**Short exercise:** Render every line of the entries below as a Markdown table with two columns, "Row" for a running row number and "Entry line" for the line itself, skipping blank lines. Leave the pictures out.

**Entries provided:**
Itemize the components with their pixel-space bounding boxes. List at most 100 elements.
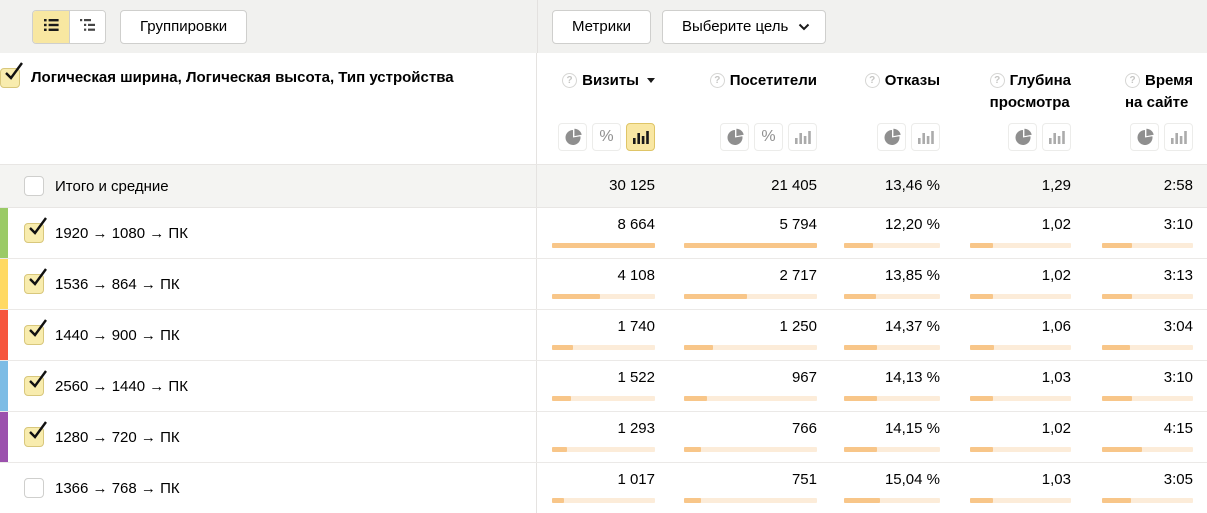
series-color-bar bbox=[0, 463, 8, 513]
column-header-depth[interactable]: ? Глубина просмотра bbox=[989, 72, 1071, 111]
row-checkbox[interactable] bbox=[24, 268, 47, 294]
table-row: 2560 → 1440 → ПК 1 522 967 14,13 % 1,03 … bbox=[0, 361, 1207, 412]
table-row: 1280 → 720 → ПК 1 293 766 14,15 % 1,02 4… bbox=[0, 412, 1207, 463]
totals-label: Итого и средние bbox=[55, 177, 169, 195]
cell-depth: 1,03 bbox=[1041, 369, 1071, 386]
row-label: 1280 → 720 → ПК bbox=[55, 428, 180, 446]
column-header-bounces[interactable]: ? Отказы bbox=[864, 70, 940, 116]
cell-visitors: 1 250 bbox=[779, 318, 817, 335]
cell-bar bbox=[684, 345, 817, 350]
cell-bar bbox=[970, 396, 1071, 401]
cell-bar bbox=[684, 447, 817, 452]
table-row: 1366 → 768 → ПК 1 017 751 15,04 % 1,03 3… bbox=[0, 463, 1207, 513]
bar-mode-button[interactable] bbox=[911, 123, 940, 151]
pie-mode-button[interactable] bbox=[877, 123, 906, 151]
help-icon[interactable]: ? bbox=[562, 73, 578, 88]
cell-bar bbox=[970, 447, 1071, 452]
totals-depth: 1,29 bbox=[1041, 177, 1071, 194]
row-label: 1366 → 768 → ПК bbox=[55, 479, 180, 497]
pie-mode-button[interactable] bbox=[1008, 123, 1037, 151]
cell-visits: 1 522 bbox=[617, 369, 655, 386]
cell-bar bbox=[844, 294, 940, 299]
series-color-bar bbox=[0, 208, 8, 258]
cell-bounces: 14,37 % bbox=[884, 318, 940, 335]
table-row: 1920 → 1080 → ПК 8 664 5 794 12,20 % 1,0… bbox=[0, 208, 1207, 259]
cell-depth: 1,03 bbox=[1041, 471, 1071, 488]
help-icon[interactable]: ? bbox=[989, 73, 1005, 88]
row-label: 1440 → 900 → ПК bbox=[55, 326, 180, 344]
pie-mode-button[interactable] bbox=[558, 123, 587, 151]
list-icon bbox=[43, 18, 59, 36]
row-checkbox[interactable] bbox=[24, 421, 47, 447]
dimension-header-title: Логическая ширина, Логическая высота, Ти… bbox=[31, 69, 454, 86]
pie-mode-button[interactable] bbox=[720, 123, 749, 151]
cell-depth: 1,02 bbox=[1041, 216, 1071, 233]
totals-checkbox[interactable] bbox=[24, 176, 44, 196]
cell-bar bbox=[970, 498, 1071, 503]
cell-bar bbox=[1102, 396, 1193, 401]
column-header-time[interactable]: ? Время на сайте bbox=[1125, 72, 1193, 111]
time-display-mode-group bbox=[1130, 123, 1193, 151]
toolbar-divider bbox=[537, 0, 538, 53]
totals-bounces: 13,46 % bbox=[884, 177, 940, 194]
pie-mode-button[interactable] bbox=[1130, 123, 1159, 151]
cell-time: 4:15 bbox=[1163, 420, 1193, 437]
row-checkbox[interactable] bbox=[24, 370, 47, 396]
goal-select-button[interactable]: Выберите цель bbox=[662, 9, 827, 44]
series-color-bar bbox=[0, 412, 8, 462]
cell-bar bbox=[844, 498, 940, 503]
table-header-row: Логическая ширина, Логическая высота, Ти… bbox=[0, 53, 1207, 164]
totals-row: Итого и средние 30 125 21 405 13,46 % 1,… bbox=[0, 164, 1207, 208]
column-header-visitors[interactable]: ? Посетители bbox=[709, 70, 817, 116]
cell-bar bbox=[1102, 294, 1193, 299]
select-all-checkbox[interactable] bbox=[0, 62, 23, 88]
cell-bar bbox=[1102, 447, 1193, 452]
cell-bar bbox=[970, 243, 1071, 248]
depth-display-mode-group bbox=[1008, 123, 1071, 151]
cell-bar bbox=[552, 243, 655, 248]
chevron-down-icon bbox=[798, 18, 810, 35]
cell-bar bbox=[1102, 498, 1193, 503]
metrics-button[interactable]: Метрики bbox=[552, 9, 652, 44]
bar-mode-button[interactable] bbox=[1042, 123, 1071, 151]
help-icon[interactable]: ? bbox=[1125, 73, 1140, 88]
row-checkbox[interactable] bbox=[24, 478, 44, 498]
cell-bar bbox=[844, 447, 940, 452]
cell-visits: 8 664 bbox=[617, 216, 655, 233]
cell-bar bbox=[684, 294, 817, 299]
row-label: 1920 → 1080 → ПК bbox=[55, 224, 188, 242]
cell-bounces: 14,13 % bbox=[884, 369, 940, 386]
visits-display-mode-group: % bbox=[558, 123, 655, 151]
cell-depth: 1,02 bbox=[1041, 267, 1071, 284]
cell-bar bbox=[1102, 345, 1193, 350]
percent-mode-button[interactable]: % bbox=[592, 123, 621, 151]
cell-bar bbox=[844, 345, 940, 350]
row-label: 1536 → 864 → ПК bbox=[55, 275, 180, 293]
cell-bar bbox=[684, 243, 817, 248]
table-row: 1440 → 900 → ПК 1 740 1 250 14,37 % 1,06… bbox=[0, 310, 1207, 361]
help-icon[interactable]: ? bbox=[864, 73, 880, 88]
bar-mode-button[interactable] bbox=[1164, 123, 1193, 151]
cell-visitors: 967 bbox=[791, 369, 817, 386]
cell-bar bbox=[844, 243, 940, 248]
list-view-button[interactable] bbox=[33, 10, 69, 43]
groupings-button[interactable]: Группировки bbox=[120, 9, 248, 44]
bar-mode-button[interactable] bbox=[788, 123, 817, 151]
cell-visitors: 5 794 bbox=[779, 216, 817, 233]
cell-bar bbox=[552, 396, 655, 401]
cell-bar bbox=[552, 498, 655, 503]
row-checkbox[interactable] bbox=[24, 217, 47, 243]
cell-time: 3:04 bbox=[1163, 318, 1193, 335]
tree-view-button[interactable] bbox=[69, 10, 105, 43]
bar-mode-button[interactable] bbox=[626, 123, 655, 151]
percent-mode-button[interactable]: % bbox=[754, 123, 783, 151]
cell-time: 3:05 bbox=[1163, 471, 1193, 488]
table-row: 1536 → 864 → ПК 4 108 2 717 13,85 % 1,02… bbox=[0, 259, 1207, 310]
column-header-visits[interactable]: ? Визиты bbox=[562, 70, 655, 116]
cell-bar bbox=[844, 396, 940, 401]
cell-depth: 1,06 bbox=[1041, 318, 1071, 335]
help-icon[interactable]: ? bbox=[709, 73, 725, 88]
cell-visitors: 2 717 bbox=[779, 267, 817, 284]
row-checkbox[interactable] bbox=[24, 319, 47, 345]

**Response to the exercise:**
| Row | Entry line |
|---|---|
| 1 | Itemize the components with their pixel-space bounding boxes. List at most 100 elements. |
| 2 | series-color-bar bbox=[0, 463, 8, 513] |
| 3 | column-header-depth[interactable]: ? Глубина просмотра bbox=[989, 72, 1071, 111] |
| 4 | row-checkbox[interactable] bbox=[24, 268, 47, 294] |
| 5 | table-row: 2560 → 1440 → ПК 1 522 967 14,13 % 1,03 … bbox=[0, 361, 1207, 412] |
| 6 | table-row: 1280 → 720 → ПК 1 293 766 14,15 % 1,02 4… bbox=[0, 412, 1207, 463] |
| 7 | totals-label: Итого и средние bbox=[55, 177, 169, 195] |
| 8 | cell-depth: 1,03 bbox=[1041, 369, 1071, 386] |
| 9 | row-label: 1280 → 720 → ПК bbox=[55, 428, 180, 446] |
| 10 | column-header-bounces[interactable]: ? Отказы bbox=[864, 70, 940, 116] |
| 11 | cell-visitors: 1 250 bbox=[779, 318, 817, 335] |
| 12 | cell-bar bbox=[684, 345, 817, 350] |
| 13 | cell-bar bbox=[970, 396, 1071, 401] |
| 14 | cell-bar bbox=[684, 447, 817, 452] |
| 15 | table-row: 1366 → 768 → ПК 1 017 751 15,04 % 1,03 3… bbox=[0, 463, 1207, 513] |
| 16 | bar-mode-button[interactable] bbox=[911, 123, 940, 151] |
| 17 | pie-mode-button[interactable] bbox=[877, 123, 906, 151] |
| 18 | help-icon[interactable]: ? bbox=[562, 73, 578, 88] |
| 19 | cell-bar bbox=[970, 447, 1071, 452] |
| 20 | totals-depth: 1,29 bbox=[1041, 177, 1071, 194] |
| 21 | row-label: 1366 → 768 → ПК bbox=[55, 479, 180, 497] |
| 22 | pie-mode-button[interactable] bbox=[1008, 123, 1037, 151] |
| 23 | cell-visits: 1 522 bbox=[617, 369, 655, 386] |
| 24 | cell-bar bbox=[844, 294, 940, 299] |
| 25 | series-color-bar bbox=[0, 208, 8, 258] |
| 26 | cell-bounces: 14,37 % bbox=[884, 318, 940, 335] |
| 27 | table-row: 1920 → 1080 → ПК 8 664 5 794 12,20 % 1,0… bbox=[0, 208, 1207, 259] |
| 28 | cell-depth: 1,03 bbox=[1041, 471, 1071, 488] |
| 29 | help-icon[interactable]: ? bbox=[989, 73, 1005, 88] |
| 30 | row-label: 1440 → 900 → ПК bbox=[55, 326, 180, 344] |
| 31 | pie-mode-button[interactable] bbox=[558, 123, 587, 151] |
| 32 | list-icon bbox=[43, 18, 59, 36] |
| 33 | row-checkbox[interactable] bbox=[24, 421, 47, 447] |
| 34 | dimension-header-title: Логическая ширина, Логическая высота, Ти… bbox=[31, 69, 454, 86] |
| 35 | pie-mode-button[interactable] bbox=[720, 123, 749, 151] |
| 36 | cell-depth: 1,02 bbox=[1041, 216, 1071, 233] |
| 37 | totals-checkbox[interactable] bbox=[24, 176, 44, 196] |
| 38 | cell-bar bbox=[970, 498, 1071, 503] |
| 39 | cell-bar bbox=[1102, 396, 1193, 401] |
| 40 | column-header-time[interactable]: ? Время на сайте bbox=[1125, 72, 1193, 111] |
| 41 | time-display-mode-group bbox=[1130, 123, 1193, 151] |
| 42 | toolbar-divider bbox=[537, 0, 538, 53] |
| 43 | totals-bounces: 13,46 % bbox=[884, 177, 940, 194] |
| 44 | pie-mode-button[interactable] bbox=[1130, 123, 1159, 151] |
| 45 | cell-time: 4:15 bbox=[1163, 420, 1193, 437] |
| 46 | row-checkbox[interactable] bbox=[24, 370, 47, 396] |
| 47 | goal-select-button[interactable]: Выберите цель bbox=[662, 9, 827, 44] |
| 48 | series-color-bar bbox=[0, 412, 8, 462] |
| 49 | cell-bar bbox=[844, 498, 940, 503] |
| 50 | table-header-row: Логическая ширина, Логическая высота, Ти… bbox=[0, 53, 1207, 164] |
| 51 | totals-row: Итого и средние 30 125 21 405 13,46 % 1,… bbox=[0, 164, 1207, 208] |
| 52 | column-header-visitors[interactable]: ? Посетители bbox=[709, 70, 817, 116] |
| 53 | cell-bar bbox=[1102, 294, 1193, 299] |
| 54 | select-all-checkbox[interactable] bbox=[0, 62, 23, 88] |
| 55 | cell-bar bbox=[1102, 447, 1193, 452] |
| 56 | cell-bar bbox=[970, 243, 1071, 248] |
| 57 | depth-display-mode-group bbox=[1008, 123, 1071, 151] |
| 58 | cell-bar bbox=[552, 243, 655, 248] |
| 59 | chevron-down-icon bbox=[798, 18, 810, 35] |
| 60 | cell-bar bbox=[1102, 498, 1193, 503] |
| 61 | metrics-button[interactable]: Метрики bbox=[552, 9, 652, 44] |
| 62 | bar-mode-button[interactable] bbox=[1042, 123, 1071, 151] |
| 63 | help-icon[interactable]: ? bbox=[1125, 73, 1140, 88] |
| 64 | row-checkbox[interactable] bbox=[24, 478, 44, 498] |
| 65 | cell-bar bbox=[844, 447, 940, 452] |
| 66 | cell-visits: 8 664 bbox=[617, 216, 655, 233] |
| 67 | cell-bar bbox=[684, 294, 817, 299] |
| 68 | row-label: 1920 → 1080 → ПК bbox=[55, 224, 188, 242] |
| 69 | cell-bounces: 14,13 % bbox=[884, 369, 940, 386] |
| 70 | visits-display-mode-group: % bbox=[558, 123, 655, 151] |
| 71 | cell-depth: 1,02 bbox=[1041, 267, 1071, 284] |
| 72 | cell-bar bbox=[1102, 345, 1193, 350] |
| 73 | percent-mode-button[interactable]: % bbox=[592, 123, 621, 151] |
| 74 | cell-bar bbox=[844, 345, 940, 350] |
| 75 | row-label: 1536 → 864 → ПК bbox=[55, 275, 180, 293] |
| 76 | cell-bar bbox=[684, 243, 817, 248] |
| 77 | table-row: 1440 → 900 → ПК 1 740 1 250 14,37 % 1,06… bbox=[0, 310, 1207, 361] |
| 78 | help-icon[interactable]: ? bbox=[864, 73, 880, 88] |
| 79 | bar-mode-button[interactable] bbox=[1164, 123, 1193, 151] |
| 80 | cell-visitors: 967 bbox=[791, 369, 817, 386] |
| 81 | cell-bar bbox=[844, 243, 940, 248] |
| 82 | list-view-button[interactable] bbox=[33, 10, 69, 43] |
| 83 | groupings-button[interactable]: Группировки bbox=[120, 9, 248, 44] |
| 84 | bar-mode-button[interactable] bbox=[788, 123, 817, 151] |
| 85 | cell-visitors: 5 794 bbox=[779, 216, 817, 233] |
| 86 | cell-bar bbox=[552, 396, 655, 401] |
| 87 | cell-bar bbox=[552, 498, 655, 503] |
| 88 | row-checkbox[interactable] bbox=[24, 217, 47, 243] |
| 89 | cell-time: 3:04 bbox=[1163, 318, 1193, 335] |
| 90 | tree-view-button[interactable] bbox=[69, 10, 105, 43] |
| 91 | bar-mode-button[interactable] bbox=[626, 123, 655, 151] |
| 92 | percent-mode-button[interactable]: % bbox=[754, 123, 783, 151] |
| 93 | cell-time: 3:05 bbox=[1163, 471, 1193, 488] |
| 94 | table-row: 1536 → 864 → ПК 4 108 2 717 13,85 % 1,02… bbox=[0, 259, 1207, 310] |
| 95 | column-header-visits[interactable]: ? Визиты bbox=[562, 70, 655, 116] |
| 96 | cell-bar bbox=[844, 396, 940, 401] |
| 97 | cell-depth: 1,06 bbox=[1041, 318, 1071, 335] |
| 98 | help-icon[interactable]: ? bbox=[709, 73, 725, 88] |
| 99 | cell-visitors: 2 717 bbox=[779, 267, 817, 284] |
| 100 | row-checkbox[interactable] bbox=[24, 319, 47, 345] |